To do: Repeat the material verbatim and drop the pictures.

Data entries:
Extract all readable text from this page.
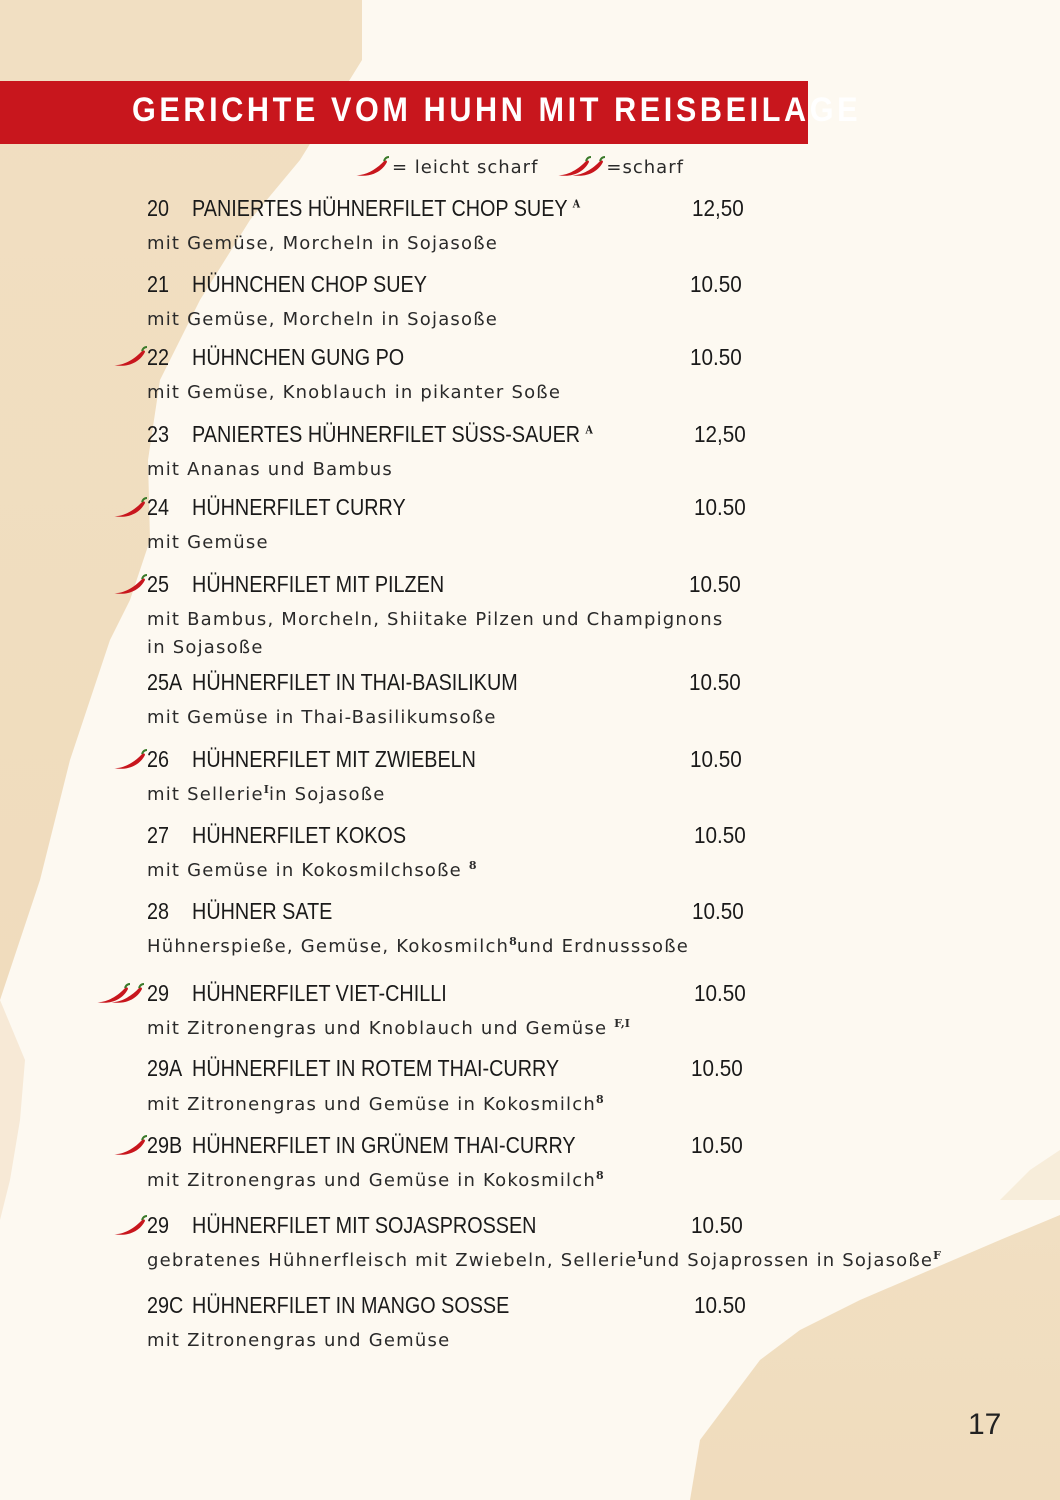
GERICHTE VOM HUHN MIT REISBEILAGE
= leicht scharf	=scharf
20 PANIERTES HÜHNERFILET CHOP SUEY $^A$	12,50
mit Gemüse, Morcheln in Sojasoße
21 HÜHNCHEN CHOP SUEY	10.50
mit Gemüse, Morcheln in Sojasoße
22 HÜHNCHEN GUNG PO	10.50
mit Gemüse, Knoblauch in pikanter Soße
23 PANIERTES HÜHNERFILET SÜSS-SAUER $^A$	12,50
mit Ananas und Bambus
24 HÜHNERFILET CURRY	10.50
mit Gemüse
25 HÜHNERFILET MIT PILZEN	10.50
mit Bambus, Morcheln, Shiitake Pilzen und Champignons
in Sojasoße
25A HÜHNERFILET IN THAI-BASILIKUM	10.50
mit Gemüse in Thai-Basilikumsoße
26 HÜHNERFILET MIT ZWIEBELN	10.50
mit Sellerie$^I$in Sojasoße
27 HÜHNERFILET KOKOS	10.50
mit Gemüse in Kokosmilchsoße $^8$
28 HÜHNER SATE	10.50
Hühnerspieße, Gemüse, Kokosmilch$^8$und Erdnusssoße
29 HÜHNERFILET VIET-CHILLI	10.50
mit Zitronengras und Knoblauch und Gemüse $^{F,I}$
29A HÜHNERFILET IN ROTEM THAI-CURRY	10.50
mit Zitronengras und Gemüse in Kokosmilch$^8$
29B HÜHNERFILET IN GRÜNEM THAI-CURRY	10.50
mit Zitronengras und Gemüse in Kokosmilch$^8$
29 HÜHNERFILET MIT SOJASPROSSEN	10.50
gebratenes Hühnerfleisch mit Zwiebeln, Sellerie$^I$und Sojaprossen in Sojasoße$^F$
29C HÜHNERFILET IN MANGO SOSSE	10.50
mit Zitronengras und Gemüse
17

Answer to the task:
Extract all readable text from this page.
GERICHTE VOM HUHN MIT REISBEILAGE
= leicht scharf	=scharf
20 PANIERTES HÜHNERFILET CHOP SUEY $^A$	12,50
mit Gemüse, Morcheln in Sojasoße
21 HÜHNCHEN CHOP SUEY	10.50
mit Gemüse, Morcheln in Sojasoße
22 HÜHNCHEN GUNG PO	10.50
mit Gemüse, Knoblauch in pikanter Soße
23 PANIERTES HÜHNERFILET SÜSS-SAUER $^A$	12,50
mit Ananas und Bambus
24 HÜHNERFILET CURRY	10.50
mit Gemüse
25 HÜHNERFILET MIT PILZEN	10.50
mit Bambus, Morcheln, Shiitake Pilzen und Champignons
in Sojasoße
25A HÜHNERFILET IN THAI-BASILIKUM	10.50
mit Gemüse in Thai-Basilikumsoße
26 HÜHNERFILET MIT ZWIEBELN	10.50
mit Sellerie$^I$in Sojasoße
27 HÜHNERFILET KOKOS	10.50
mit Gemüse in Kokosmilchsoße $^8$
28 HÜHNER SATE	10.50
Hühnerspieße, Gemüse, Kokosmilch$^8$und Erdnusssoße
29 HÜHNERFILET VIET-CHILLI	10.50
mit Zitronengras und Knoblauch und Gemüse $^{F,I}$
29A HÜHNERFILET IN ROTEM THAI-CURRY	10.50
mit Zitronengras und Gemüse in Kokosmilch$^8$
29B HÜHNERFILET IN GRÜNEM THAI-CURRY	10.50
mit Zitronengras und Gemüse in Kokosmilch$^8$
29 HÜHNERFILET MIT SOJASPROSSEN	10.50
gebratenes Hühnerfleisch mit Zwiebeln, Sellerie$^I$und Sojaprossen in Sojasoße$^F$
29C HÜHNERFILET IN MANGO SOSSE	10.50
mit Zitronengras und Gemüse
17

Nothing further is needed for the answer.